#### [Task details]
Where does the string "plain" appear in the records? Copy every line that contains it.

#### [Task input]
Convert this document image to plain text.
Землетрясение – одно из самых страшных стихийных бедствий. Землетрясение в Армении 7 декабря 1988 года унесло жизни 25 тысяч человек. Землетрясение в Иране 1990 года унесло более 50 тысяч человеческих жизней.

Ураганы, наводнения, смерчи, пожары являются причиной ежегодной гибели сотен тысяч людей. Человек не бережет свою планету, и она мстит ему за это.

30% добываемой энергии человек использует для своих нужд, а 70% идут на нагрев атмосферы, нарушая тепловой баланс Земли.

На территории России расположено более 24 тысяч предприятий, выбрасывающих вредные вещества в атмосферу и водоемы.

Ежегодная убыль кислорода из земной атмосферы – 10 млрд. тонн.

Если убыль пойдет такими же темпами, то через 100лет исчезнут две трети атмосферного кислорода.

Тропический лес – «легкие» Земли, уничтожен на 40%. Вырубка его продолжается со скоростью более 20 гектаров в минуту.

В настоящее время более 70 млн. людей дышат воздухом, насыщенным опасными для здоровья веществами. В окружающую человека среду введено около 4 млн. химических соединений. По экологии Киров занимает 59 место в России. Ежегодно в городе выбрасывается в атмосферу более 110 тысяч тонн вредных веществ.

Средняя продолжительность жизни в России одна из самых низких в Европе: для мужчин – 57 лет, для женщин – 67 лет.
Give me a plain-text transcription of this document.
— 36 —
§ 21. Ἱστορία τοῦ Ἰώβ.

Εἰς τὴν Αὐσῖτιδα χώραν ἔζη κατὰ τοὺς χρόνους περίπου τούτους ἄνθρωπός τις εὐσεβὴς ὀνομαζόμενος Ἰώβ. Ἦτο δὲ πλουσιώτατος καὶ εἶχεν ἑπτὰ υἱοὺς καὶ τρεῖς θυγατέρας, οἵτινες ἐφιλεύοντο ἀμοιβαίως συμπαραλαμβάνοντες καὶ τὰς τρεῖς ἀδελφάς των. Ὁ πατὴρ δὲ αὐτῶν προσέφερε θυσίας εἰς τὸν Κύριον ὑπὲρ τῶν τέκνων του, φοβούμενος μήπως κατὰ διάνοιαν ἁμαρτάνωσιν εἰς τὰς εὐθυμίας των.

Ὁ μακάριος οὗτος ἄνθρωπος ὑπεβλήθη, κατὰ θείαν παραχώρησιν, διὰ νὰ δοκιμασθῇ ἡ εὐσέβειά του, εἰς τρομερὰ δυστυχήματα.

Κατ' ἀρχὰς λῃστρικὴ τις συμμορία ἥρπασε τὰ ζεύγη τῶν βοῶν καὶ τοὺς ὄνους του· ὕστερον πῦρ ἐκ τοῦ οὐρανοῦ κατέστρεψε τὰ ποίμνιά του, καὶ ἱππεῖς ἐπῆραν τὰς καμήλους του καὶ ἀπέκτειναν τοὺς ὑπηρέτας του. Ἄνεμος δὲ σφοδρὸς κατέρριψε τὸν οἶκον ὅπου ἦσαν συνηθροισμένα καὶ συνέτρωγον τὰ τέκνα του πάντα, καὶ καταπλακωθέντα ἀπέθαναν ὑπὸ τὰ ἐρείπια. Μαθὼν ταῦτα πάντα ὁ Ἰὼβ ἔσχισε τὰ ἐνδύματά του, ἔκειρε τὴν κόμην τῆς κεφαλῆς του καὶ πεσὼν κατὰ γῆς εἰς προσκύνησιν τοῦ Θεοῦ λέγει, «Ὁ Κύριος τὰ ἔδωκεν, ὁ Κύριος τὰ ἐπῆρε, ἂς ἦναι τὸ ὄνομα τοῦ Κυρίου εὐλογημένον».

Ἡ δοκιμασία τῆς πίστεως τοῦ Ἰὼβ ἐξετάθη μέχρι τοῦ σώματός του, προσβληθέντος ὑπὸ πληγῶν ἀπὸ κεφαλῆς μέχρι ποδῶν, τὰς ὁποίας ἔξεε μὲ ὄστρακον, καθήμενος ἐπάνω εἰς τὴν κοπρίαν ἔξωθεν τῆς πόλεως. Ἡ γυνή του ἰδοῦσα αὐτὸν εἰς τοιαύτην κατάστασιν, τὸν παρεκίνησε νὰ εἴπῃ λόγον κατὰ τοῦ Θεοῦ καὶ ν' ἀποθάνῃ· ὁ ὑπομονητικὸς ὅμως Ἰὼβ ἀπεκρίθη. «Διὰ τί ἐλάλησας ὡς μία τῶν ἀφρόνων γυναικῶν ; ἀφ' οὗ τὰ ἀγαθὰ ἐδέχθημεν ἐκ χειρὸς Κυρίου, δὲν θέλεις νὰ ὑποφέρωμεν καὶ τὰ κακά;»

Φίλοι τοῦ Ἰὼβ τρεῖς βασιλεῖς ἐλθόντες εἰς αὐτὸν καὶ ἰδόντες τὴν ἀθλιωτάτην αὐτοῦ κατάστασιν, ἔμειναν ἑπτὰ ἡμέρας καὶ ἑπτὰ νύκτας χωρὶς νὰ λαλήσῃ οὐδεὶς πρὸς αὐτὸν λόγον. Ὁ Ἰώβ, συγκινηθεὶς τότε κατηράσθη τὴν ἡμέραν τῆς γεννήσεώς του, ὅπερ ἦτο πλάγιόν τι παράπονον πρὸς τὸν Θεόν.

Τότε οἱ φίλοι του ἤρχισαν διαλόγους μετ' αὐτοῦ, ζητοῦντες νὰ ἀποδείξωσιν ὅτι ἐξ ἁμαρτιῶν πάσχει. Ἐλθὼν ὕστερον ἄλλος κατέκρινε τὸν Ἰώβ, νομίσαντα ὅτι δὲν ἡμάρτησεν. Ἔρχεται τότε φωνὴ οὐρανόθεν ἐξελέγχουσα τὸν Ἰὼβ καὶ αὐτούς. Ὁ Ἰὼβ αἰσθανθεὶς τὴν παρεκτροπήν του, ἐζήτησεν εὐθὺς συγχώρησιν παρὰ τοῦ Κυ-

#### [Answer to this task]
Convert this document image to plain text.
Give me a plain-text transcription of this document.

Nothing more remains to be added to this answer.